Conclusion and recommendation
There was a remarkable increase in the adherence to IPC guidelines in Tanzania even though the majority of the facilities did not reach a recommended status. Much improvement in adherence to IPC guidelines was observed among publicly-owned healthcare facilities and facilities from the dispensary level. However, health centres and hospitals were likely to attain the recommended status after the intervention. The findings showed the progression of the healthcare facilities towards recommended status.
Besides improving adherence to IPC principles; SRAs transformed the mind-sets of healthcare workers and they began thinking about the quality of care during healthcare provision. [9] It has been the basis for a result-based financing program whereby facilities strive to improve quality of care to acquire additional funds. Furthermore, the SRA system facilitated guided and structured supportive supervision for healthcare workers on IPC guideline adherence. Some facilities now use SRA assessment tools for internal supervision and appraisal.

Records >>
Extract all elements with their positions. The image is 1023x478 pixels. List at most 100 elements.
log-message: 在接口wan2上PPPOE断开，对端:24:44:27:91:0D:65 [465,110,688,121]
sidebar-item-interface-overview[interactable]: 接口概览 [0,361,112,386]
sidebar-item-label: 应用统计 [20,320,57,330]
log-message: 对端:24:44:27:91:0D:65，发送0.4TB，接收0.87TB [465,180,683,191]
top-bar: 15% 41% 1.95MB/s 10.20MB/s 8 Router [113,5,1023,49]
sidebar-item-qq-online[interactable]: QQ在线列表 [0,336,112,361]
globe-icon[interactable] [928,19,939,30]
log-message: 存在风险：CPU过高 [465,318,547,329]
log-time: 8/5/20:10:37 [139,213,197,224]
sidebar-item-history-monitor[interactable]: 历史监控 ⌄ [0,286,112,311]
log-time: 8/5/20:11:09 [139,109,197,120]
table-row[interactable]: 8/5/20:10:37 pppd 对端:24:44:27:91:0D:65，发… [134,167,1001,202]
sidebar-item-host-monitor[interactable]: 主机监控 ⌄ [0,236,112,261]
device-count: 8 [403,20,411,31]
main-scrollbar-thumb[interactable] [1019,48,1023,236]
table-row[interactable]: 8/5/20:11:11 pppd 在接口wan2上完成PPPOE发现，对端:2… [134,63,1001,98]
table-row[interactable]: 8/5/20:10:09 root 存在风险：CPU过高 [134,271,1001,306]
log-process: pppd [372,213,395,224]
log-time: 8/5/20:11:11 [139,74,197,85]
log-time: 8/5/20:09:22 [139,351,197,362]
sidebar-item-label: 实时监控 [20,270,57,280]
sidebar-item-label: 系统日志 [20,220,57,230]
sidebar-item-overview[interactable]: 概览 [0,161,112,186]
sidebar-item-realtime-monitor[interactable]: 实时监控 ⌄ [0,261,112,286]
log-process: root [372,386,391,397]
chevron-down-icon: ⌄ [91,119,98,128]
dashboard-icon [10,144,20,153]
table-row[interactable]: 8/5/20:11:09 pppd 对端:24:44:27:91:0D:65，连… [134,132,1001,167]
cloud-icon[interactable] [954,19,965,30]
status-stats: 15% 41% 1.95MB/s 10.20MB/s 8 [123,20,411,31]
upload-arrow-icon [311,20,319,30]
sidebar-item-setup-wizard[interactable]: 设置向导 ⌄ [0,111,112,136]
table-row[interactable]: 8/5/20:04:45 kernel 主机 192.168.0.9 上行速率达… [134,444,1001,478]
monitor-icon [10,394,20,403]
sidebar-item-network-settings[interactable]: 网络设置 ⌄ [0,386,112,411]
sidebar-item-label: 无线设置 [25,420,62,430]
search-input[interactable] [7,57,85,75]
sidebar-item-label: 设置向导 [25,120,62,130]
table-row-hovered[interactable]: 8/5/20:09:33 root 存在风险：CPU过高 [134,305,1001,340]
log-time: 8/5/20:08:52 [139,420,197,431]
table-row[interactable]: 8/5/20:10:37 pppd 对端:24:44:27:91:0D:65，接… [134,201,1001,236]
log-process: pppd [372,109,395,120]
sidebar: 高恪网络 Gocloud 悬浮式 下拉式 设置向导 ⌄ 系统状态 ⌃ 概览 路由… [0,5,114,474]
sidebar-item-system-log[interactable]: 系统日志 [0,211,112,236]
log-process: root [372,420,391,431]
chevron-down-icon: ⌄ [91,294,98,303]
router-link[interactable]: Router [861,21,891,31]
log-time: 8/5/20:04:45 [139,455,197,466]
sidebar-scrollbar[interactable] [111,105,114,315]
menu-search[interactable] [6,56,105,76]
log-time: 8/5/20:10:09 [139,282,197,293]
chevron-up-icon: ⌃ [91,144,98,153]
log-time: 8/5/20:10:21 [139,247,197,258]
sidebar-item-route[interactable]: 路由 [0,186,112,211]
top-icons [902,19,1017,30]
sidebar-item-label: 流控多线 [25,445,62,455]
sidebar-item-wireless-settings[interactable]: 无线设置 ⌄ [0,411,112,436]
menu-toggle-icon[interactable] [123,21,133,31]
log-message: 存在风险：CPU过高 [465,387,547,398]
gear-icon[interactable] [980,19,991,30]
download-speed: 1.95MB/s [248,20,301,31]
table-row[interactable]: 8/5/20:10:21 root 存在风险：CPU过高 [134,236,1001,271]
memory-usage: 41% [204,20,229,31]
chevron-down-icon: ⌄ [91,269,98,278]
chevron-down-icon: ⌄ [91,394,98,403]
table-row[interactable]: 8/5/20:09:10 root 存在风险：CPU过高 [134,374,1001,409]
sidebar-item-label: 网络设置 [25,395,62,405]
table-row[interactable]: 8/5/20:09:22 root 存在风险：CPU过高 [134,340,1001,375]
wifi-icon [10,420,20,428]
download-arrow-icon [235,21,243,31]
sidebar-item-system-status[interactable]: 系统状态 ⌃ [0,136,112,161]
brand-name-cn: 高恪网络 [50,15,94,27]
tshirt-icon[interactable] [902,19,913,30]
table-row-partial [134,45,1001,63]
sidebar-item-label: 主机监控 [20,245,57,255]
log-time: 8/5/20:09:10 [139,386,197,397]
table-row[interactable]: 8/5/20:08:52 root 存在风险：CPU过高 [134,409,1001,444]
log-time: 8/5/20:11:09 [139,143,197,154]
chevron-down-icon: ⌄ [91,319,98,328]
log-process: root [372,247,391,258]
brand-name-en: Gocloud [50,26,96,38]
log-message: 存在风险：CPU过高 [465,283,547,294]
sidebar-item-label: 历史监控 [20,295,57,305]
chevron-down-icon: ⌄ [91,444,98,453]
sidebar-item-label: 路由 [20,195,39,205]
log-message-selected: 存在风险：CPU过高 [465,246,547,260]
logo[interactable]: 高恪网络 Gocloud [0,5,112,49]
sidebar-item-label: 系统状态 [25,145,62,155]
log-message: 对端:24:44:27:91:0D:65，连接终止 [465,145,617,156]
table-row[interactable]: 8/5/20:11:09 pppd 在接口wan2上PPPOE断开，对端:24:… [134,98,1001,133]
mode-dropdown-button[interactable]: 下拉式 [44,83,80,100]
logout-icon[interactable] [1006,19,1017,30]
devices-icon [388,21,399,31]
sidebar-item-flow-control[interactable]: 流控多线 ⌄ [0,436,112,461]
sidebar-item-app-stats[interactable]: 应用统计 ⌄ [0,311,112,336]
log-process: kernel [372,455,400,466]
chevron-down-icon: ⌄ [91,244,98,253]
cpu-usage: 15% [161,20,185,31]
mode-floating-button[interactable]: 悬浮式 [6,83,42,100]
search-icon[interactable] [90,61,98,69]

Tasks and exercises >>
1 > Please rewrite the paragraph of the IPC passage that begins "Besides improving adherence" as a short bulleted list that keeps its main facts.
2 > Answer these questions from the IPC passage, one line each:
(a) Among which facilities was much improvement in adherence to IPC guidelines observed?
(b) Which facilities were likely to attain the recommended status after the intervention?
(c) For what purposes do some facilities now use SRA assessment tools?
3 > According to the IPC passage, why do facilities in the result-based financing program strive to improve quality of care? Answer in one to three sentences.

Answers for the tasks >>
1 >
- SRAs improved adherence to IPC principles.
- SRAs changed healthcare workers' mind-sets, leading them to think about quality of care during healthcare provision.
- A result-based financing program grew out of this, with facilities working to improve quality of care to gain additional funds.
- The SRA system enabled guided, structured supportive supervision of healthcare workers on IPC guideline adherence.
- Some facilities now use SRA assessment tools for internal supervision and appraisal.

2 >
(a) Publicly-owned healthcare facilities and facilities from the dispensary level.
(b) Health centres and hospitals.
(c) Internal supervision and appraisal.

3 > Facilities in the result-based financing program work to improve quality of care so that they can acquire additional funds.